#### 掲載本文:
┄┄┄┄┄┄┄┄┄┄

コラムコラム

「資源」を俯瞰する

2021.02.18

人類は約10,000年前に定住生活を始めました。それから、人の住む境界が拡大するにつれ、領土や国境を決めることに苦心し、資源の奪い合いが今まで延々と続いています。コロナ禍でそのことがさらに露呈したのではないでしょうか?

 

「影響力」の範囲と強さが、大きく変わりつつあるように思います。

 

 

さて、「しげん」という言葉を聞くと何を思い浮かべますか?ほとんどの人は、「資源」のことを考えると思います。しかし、「しげん」には、4つのステージがあるのではないでしょうか?

 

一つ目は、文字通り、「資源」。地球上にある自然や生物、水、石油などの有限の天然資源です。これらは地球上にある公共物なので、人間だけのものではありません。

 

しかし、人間には、無限の独占欲、所有欲があり、私物化していきます。限度が過ぎれば、森林伐採や二酸化炭素の排出、地盤沈下などを引き起こしていきます。それが「私源」です。

┄┄┄┄┄┄┄┄┄┄

(文書構造認識データ)
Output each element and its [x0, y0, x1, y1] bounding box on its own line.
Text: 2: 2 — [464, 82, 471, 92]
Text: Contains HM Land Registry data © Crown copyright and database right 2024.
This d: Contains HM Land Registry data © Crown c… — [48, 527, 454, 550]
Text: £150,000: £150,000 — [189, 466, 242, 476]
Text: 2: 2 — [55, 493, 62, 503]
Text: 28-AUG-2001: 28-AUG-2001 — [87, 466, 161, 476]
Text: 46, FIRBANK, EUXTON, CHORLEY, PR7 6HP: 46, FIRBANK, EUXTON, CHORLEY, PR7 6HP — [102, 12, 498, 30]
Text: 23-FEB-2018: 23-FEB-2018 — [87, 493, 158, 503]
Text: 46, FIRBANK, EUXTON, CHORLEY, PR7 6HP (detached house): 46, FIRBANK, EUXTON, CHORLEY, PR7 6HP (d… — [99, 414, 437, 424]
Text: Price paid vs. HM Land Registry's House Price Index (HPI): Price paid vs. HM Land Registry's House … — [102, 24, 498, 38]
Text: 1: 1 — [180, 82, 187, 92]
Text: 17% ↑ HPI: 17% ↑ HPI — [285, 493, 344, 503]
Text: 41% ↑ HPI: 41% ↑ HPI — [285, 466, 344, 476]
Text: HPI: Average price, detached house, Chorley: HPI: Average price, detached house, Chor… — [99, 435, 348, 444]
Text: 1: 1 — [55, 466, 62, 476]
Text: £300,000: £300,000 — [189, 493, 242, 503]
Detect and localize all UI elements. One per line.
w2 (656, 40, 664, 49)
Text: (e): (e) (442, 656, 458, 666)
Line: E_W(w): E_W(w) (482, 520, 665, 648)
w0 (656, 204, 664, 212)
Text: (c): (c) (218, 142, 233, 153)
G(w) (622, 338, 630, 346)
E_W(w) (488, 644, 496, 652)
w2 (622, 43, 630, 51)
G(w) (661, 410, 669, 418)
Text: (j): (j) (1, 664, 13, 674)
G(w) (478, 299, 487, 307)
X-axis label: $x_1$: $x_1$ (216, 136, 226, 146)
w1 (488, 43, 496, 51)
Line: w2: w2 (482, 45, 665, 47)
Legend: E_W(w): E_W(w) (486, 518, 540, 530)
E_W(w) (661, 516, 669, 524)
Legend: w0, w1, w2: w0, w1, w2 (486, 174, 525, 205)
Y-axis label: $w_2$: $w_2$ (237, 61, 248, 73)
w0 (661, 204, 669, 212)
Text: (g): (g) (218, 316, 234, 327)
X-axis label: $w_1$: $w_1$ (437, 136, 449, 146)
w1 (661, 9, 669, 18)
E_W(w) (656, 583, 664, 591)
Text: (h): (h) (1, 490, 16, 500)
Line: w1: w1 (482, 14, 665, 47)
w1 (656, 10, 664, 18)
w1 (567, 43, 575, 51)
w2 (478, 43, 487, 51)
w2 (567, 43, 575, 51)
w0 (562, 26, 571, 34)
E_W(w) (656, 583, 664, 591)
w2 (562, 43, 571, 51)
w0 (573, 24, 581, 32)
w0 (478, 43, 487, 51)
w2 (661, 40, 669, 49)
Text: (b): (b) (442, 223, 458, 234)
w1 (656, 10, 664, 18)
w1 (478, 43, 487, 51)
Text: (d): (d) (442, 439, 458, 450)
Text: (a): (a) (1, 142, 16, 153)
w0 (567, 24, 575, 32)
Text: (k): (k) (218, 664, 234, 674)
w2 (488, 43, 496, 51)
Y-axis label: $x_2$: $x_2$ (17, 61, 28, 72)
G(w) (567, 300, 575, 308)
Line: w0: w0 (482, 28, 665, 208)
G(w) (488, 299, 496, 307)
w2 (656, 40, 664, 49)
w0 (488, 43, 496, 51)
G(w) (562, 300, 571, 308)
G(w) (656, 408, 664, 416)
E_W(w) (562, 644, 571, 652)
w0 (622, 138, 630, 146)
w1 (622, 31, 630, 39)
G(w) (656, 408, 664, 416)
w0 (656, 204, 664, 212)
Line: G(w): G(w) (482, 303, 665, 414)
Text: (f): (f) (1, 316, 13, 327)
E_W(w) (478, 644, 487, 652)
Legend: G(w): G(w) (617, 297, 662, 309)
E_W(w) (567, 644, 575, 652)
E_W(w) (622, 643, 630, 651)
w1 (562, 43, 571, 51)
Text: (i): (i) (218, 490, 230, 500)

┄┄┄┄┄┄┄┄┄┄

#### 作業指示:
a - 「資源」を俯瞰するコラムでは、人類が定住生活を始めた時期を何年前としているか。
b - 「資源」を俯瞰するコラムの続きを、本文が途切れた箇所から書き進めよ。

#### 作業結果:
a - 約10,000年前。

b -
 

さらに、人間の欲求が肥大化すれば、ごみが増えます。海洋プラスチックごみ、埋め立て地に収まらないごみ、原発事故で汚染された土。これらは自然に分解されずに負の遺産として、長期間地球を痛めます。生物を死に向かわせる「死源」です。「死源」をなくすのは簡単なことではありません。

 

ただ、人間には困難を乗り切る智慧や協力し合える心があります。それらをうまく使えれば「私源」や「死源」を減らし、「資源」を維持することも可能なのです。社会問題を解決していくための思考の源である「思源」を増やすことが、大人子供限らず、誰にでも求められるものになるのではないでしょうか?

 

「思源」を増やすには、教育・教養が必要ですし、多様なバックグラウンドを持った人が対話できる場が必要になります。その意味では、コロナ禍の今は、コミュニケーションのあり方を大きく変えるチャンスでもあります。

 

 

今回のコロナウイルス禍だけでなく、多くの社会・経済・環境問題は、巨視的に見ると共通しています。

 

  • 米中の貿易摩擦
  • イギリスのEU離脱
  • 海洋プラスチック問題。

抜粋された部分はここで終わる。